Direction: Gather up every line from the entries below that uses the word "will".

• • •

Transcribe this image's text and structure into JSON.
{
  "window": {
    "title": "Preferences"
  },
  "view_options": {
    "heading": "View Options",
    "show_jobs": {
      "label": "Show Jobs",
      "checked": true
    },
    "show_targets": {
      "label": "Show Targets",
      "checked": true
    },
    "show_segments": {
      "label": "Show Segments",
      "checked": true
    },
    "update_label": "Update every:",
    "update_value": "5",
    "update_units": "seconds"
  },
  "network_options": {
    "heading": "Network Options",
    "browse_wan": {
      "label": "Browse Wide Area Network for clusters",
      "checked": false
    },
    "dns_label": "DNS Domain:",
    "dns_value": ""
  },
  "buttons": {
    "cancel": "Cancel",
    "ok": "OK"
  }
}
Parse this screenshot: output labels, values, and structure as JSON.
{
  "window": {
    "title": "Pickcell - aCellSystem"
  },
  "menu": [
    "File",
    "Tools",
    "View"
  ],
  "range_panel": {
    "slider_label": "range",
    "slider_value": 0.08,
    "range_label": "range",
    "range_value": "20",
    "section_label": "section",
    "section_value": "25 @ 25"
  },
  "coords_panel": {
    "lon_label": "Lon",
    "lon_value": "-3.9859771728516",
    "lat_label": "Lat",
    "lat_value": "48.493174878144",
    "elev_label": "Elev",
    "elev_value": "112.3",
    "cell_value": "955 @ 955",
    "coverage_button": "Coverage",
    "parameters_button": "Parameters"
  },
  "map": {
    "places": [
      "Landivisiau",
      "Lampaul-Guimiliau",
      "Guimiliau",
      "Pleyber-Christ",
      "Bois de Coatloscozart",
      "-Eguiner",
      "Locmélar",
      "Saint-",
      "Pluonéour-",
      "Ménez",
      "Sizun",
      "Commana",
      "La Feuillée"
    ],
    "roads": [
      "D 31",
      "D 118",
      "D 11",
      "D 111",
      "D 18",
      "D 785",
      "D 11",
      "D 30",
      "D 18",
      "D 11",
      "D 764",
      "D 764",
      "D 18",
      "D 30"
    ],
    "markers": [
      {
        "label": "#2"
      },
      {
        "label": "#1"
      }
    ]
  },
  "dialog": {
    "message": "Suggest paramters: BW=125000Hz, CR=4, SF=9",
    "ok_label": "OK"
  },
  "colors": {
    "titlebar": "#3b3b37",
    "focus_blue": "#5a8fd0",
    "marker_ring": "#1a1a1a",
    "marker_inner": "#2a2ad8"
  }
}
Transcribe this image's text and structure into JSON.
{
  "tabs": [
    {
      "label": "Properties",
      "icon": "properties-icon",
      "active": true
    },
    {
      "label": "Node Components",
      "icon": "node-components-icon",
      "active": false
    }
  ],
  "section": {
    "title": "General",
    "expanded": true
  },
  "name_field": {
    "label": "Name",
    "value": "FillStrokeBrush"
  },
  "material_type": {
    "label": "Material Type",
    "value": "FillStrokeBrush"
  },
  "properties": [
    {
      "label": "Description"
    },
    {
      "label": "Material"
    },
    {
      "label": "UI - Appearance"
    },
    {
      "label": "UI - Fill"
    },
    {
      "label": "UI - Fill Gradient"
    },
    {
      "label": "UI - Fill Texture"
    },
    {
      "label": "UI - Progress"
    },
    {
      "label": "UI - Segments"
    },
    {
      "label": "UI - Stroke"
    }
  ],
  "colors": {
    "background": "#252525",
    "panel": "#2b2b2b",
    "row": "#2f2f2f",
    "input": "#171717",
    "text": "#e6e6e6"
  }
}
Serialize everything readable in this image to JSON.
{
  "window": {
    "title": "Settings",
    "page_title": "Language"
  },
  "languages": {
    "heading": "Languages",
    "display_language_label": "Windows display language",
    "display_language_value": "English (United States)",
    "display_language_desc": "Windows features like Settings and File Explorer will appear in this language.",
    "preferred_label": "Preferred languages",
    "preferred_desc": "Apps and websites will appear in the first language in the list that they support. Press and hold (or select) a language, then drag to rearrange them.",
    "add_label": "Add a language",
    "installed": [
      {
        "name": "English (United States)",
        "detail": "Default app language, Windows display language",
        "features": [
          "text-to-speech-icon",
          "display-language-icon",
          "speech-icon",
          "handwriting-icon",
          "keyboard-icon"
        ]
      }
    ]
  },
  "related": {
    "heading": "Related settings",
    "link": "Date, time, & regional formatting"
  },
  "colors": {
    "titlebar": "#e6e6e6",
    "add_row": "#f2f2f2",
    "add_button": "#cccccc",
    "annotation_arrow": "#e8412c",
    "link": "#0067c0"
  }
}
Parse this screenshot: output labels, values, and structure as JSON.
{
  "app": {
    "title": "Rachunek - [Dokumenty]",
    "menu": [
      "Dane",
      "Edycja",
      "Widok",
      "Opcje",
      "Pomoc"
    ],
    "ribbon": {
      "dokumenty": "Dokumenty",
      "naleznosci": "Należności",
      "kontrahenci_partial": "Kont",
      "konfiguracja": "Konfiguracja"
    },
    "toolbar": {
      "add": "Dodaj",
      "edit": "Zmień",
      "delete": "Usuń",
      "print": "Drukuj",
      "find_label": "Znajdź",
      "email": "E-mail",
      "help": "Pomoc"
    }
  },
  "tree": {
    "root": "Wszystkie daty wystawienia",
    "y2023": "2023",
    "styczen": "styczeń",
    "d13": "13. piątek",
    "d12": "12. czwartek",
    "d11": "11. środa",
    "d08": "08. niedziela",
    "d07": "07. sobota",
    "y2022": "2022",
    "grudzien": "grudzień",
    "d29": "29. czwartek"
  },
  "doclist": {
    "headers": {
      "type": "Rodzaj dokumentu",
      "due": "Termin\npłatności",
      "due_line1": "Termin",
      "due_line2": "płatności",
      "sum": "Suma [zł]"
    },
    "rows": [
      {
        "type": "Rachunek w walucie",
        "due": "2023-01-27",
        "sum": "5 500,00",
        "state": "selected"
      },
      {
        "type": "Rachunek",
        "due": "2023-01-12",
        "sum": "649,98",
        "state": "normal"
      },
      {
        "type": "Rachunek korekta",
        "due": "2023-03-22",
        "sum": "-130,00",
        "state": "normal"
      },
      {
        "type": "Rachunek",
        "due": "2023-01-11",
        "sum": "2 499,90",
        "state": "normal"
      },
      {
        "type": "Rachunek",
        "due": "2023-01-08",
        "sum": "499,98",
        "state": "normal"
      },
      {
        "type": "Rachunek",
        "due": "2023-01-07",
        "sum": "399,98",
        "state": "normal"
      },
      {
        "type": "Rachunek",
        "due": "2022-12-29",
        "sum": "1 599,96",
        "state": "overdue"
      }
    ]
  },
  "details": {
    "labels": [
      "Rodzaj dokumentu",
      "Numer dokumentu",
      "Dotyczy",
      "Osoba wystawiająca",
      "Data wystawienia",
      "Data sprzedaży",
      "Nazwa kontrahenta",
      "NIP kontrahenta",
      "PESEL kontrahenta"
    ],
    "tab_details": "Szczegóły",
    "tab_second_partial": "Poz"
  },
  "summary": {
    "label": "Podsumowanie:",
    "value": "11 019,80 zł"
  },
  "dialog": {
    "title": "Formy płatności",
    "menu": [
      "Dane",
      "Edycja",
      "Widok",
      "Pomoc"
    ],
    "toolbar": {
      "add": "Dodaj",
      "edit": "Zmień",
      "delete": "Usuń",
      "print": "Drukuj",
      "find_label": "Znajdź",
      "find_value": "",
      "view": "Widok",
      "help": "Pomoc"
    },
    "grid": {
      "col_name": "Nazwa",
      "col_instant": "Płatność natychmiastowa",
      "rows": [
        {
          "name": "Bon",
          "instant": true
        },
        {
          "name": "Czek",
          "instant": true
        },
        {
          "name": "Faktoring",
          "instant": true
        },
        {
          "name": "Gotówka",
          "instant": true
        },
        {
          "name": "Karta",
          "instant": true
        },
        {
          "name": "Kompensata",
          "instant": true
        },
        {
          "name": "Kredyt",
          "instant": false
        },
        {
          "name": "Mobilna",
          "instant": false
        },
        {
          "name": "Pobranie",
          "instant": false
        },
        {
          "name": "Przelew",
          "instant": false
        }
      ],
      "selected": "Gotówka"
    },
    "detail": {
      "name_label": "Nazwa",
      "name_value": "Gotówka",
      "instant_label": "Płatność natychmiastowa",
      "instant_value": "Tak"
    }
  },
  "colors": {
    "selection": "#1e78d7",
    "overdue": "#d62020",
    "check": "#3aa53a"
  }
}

• • •

Answer for this exercise:
    "display_language_desc": "Windows features like Settings and File Explorer will appear in this language.",
    "preferred_desc": "Apps and websites will appear in the first language in the list that they support. Press and hold (or select) a language, then drag to rearrange them.",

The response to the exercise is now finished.